## Given problem
Lay out the stretch from the line containing "Output each element" through the line containing "text-run: وَفِي (: [944, 224, 1012, 255]" as a two-column CSV with the headers instruction and output. Give one row per entry, with its text and its answer each in a single quoted field, turn line breaks into spaces, and leave the pictures out.

## Records shown
___

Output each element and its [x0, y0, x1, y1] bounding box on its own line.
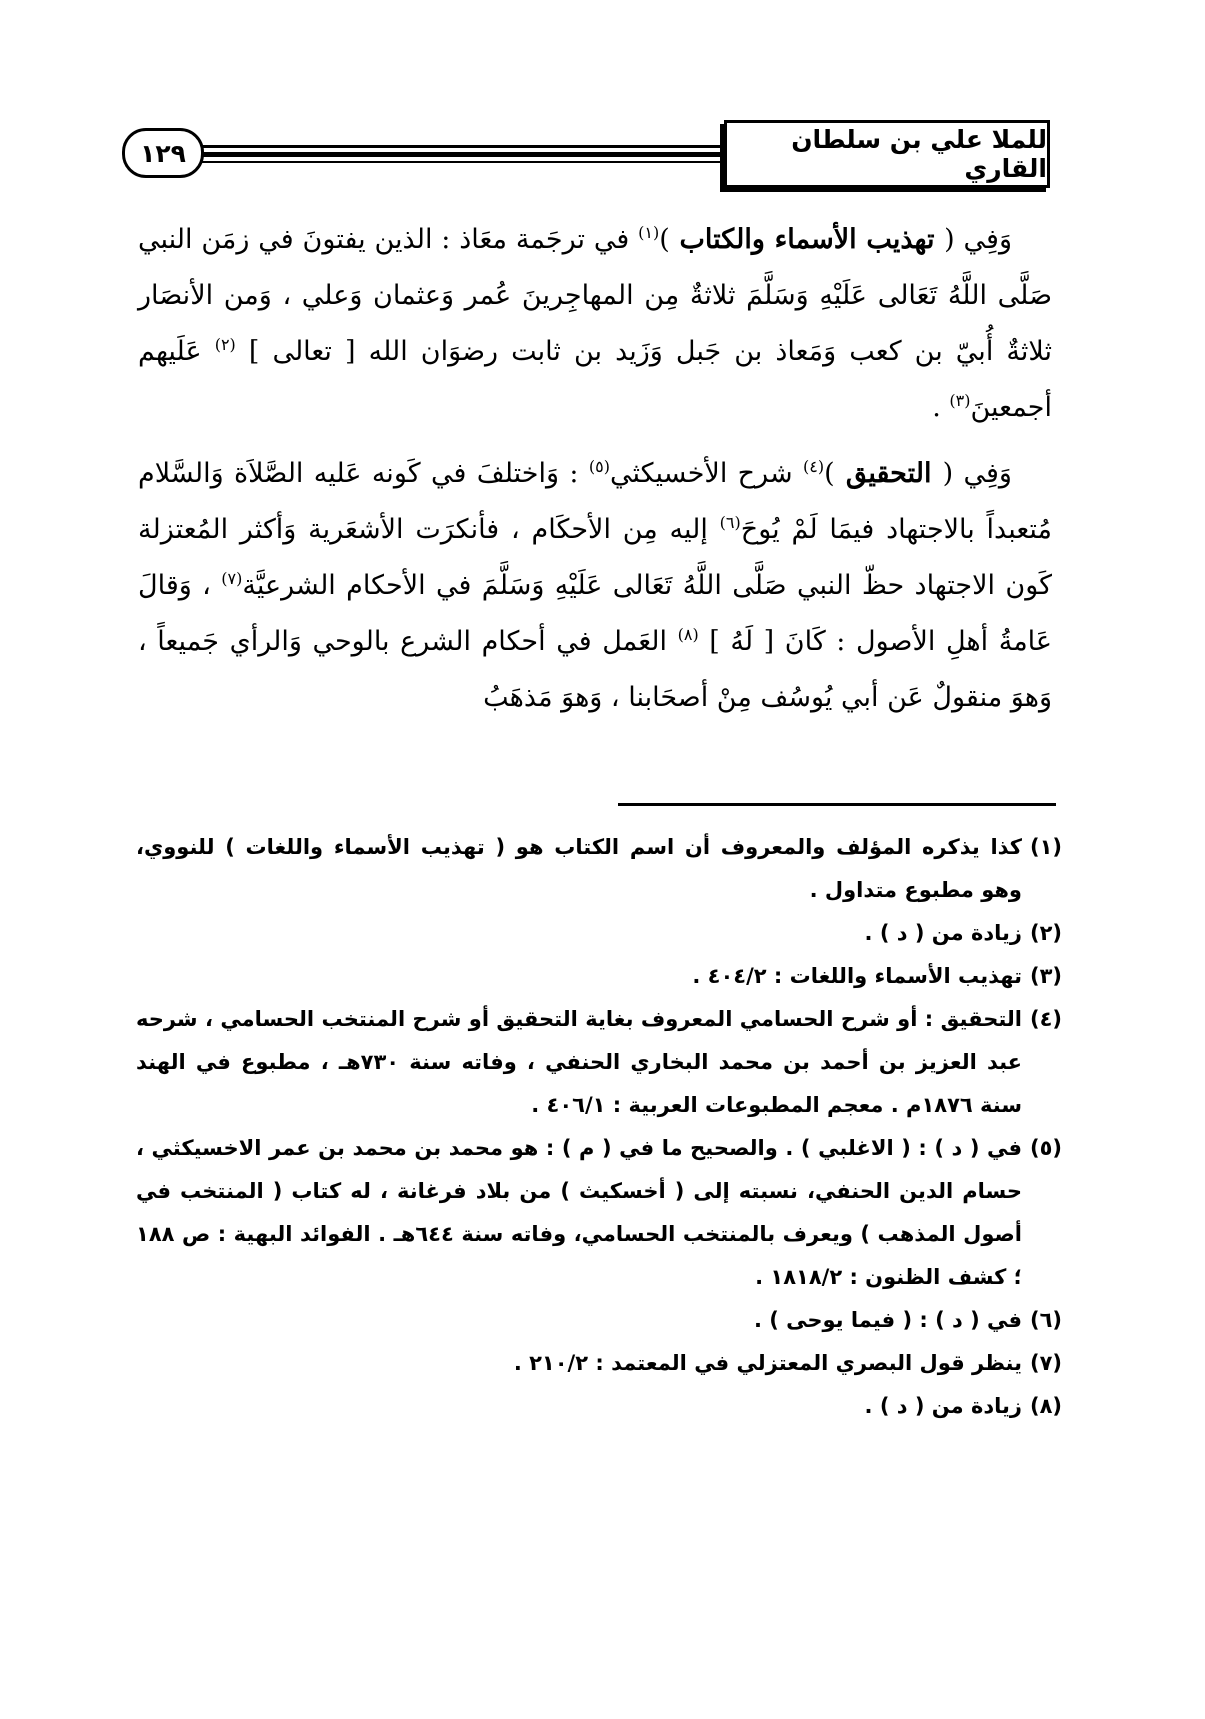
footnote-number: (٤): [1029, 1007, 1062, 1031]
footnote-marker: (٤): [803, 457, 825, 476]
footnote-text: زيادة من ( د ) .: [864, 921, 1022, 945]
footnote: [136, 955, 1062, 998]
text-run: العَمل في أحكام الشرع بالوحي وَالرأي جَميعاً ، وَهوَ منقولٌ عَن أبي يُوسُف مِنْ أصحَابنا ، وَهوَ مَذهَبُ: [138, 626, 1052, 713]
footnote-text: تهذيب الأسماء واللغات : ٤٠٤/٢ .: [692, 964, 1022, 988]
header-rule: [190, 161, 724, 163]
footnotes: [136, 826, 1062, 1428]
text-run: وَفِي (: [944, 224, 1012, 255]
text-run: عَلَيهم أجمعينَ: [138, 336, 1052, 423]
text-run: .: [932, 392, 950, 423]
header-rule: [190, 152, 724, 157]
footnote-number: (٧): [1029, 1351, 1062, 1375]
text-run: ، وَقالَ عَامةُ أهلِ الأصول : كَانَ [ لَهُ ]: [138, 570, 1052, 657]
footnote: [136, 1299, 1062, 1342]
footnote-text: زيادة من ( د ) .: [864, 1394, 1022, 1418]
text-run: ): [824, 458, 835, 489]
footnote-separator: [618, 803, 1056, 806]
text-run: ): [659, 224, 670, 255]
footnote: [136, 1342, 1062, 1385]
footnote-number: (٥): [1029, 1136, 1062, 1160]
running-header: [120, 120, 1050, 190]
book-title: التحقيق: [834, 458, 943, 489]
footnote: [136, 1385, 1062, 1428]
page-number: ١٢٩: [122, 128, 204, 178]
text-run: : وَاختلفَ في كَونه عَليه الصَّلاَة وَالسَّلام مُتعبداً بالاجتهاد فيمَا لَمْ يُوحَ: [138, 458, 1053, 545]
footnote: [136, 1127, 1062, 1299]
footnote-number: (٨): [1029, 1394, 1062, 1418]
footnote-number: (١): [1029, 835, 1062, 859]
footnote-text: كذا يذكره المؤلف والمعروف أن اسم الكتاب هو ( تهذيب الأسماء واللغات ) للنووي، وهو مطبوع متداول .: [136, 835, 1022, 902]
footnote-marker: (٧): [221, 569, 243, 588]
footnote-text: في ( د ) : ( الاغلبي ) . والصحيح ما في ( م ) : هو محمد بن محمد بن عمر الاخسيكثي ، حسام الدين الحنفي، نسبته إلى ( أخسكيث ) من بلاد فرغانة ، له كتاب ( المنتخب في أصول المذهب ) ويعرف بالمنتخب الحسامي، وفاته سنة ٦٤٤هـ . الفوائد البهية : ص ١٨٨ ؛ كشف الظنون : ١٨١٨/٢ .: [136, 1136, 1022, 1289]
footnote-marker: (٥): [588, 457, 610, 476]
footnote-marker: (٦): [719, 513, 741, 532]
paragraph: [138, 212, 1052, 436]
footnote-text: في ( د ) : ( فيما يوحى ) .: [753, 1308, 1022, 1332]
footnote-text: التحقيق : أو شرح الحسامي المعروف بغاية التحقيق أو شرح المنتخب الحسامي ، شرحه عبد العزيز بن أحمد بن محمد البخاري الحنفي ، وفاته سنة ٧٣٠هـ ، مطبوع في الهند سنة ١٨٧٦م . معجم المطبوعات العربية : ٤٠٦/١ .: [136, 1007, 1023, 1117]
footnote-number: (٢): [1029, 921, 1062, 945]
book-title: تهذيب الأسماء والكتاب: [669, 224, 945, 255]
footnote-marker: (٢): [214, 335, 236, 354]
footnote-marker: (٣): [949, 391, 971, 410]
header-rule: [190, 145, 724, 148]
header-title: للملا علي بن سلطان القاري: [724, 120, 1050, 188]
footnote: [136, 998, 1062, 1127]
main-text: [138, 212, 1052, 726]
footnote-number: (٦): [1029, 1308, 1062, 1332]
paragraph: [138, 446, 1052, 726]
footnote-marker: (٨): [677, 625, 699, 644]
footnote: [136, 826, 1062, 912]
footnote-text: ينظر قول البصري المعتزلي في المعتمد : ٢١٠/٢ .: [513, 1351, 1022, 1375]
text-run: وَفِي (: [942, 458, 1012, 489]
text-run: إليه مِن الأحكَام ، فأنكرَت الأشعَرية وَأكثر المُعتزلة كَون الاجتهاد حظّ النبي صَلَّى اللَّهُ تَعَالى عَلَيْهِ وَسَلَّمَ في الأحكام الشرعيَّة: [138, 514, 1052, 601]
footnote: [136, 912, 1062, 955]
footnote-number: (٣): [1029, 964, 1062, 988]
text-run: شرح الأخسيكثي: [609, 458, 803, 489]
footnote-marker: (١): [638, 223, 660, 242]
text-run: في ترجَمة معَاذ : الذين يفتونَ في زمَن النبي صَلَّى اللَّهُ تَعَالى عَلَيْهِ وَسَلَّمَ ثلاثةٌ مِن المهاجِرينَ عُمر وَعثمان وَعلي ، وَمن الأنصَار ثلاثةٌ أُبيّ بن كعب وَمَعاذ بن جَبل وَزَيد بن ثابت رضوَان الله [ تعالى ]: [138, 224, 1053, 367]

___

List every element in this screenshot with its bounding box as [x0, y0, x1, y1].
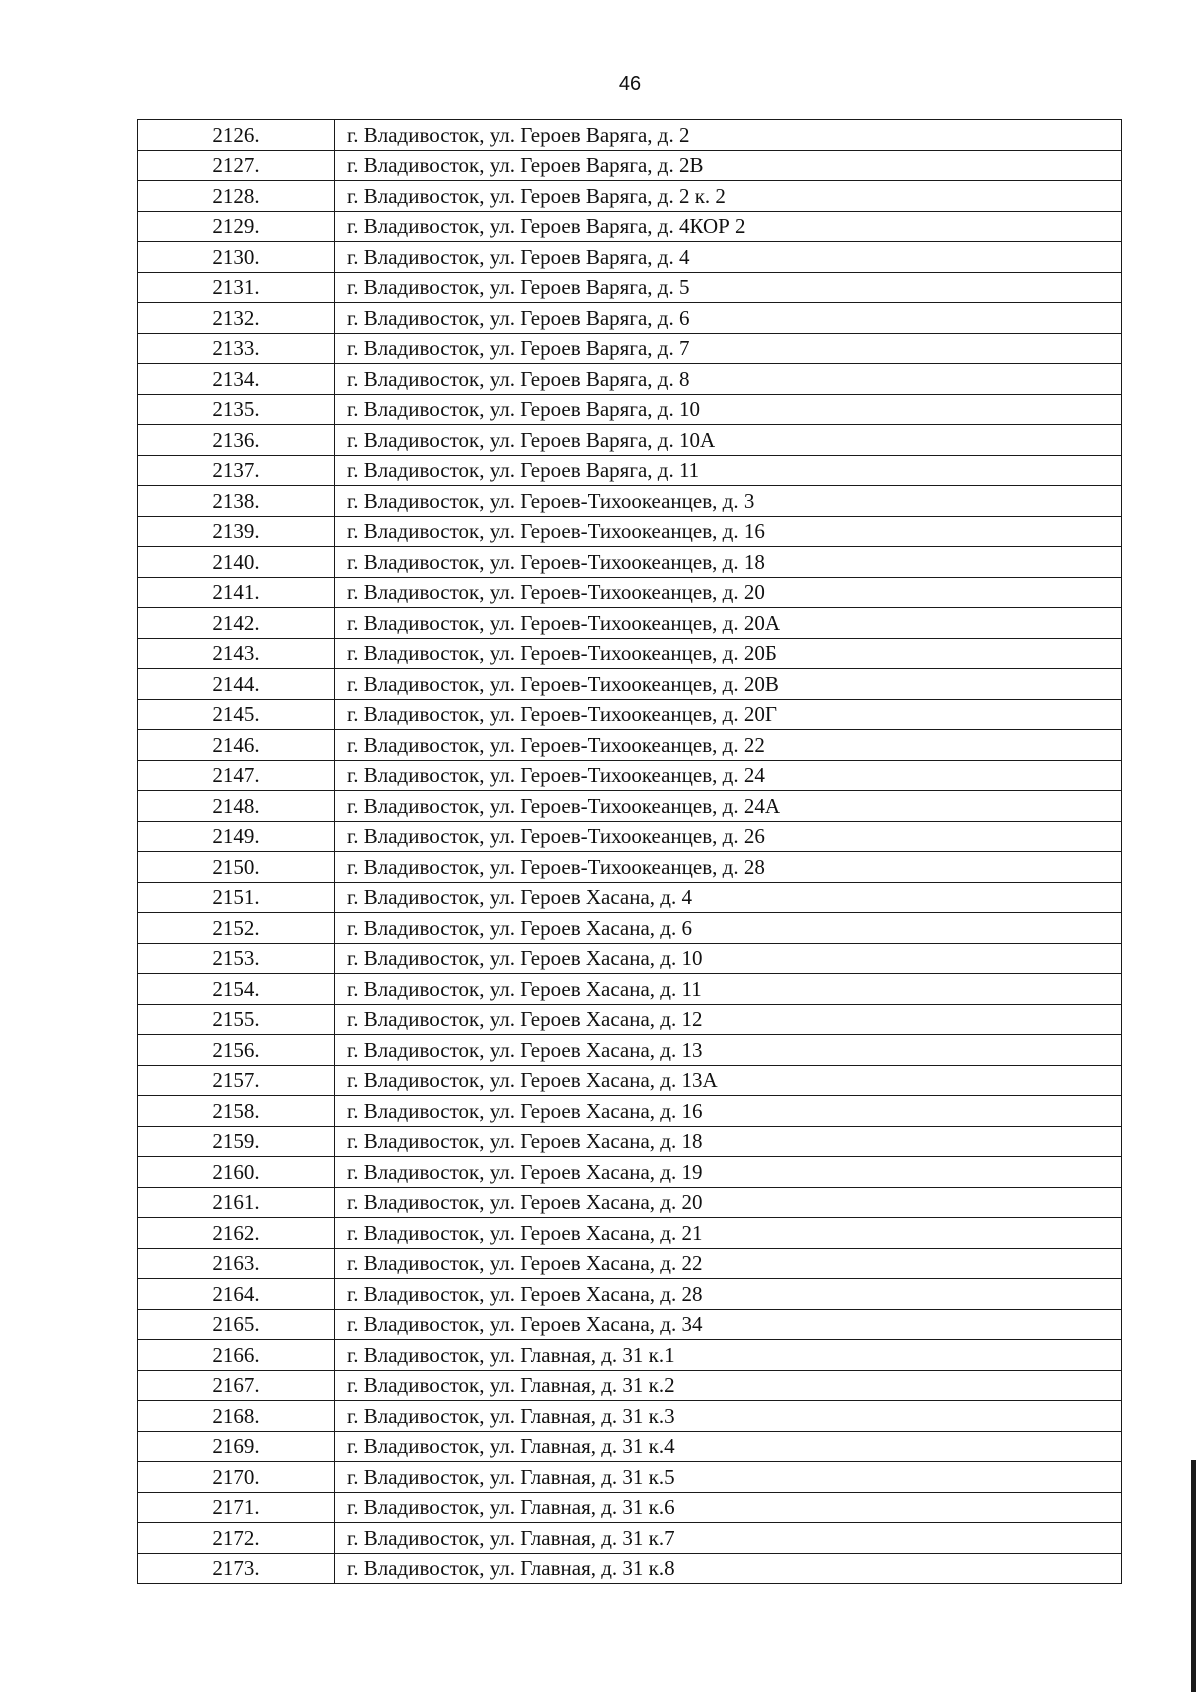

___

## Completed task
instruction,output
"Output each element and its [x0, y0, x1, y1] bounding box on its own line.","footnote-number: (٤): [1029, 1007, 1062, 1031] footnote-marker: (٤): [803, 457, 825, 476] footnote-text: زيادة من ( د ) .: [864, 921, 1022, 945] footnote: [136, 955, 1062, 998] text-run: العَمل في أحكام الشرع بالوحي وَالرأي جَميعاً ، وَهوَ منقولٌ عَن أبي يُوسُف مِنْ أصحَابنا ، وَهوَ مَذهَبُ: [138, 626, 1052, 713] footnote-text: تهذيب الأسماء واللغات : ٤٠٤/٢ .: [692, 964, 1022, 988] header-rule: [190, 161, 724, 163] footnotes: [136, 826, 1062, 1428] text-run: وَفِي (: [944, 224, 1012, 255]"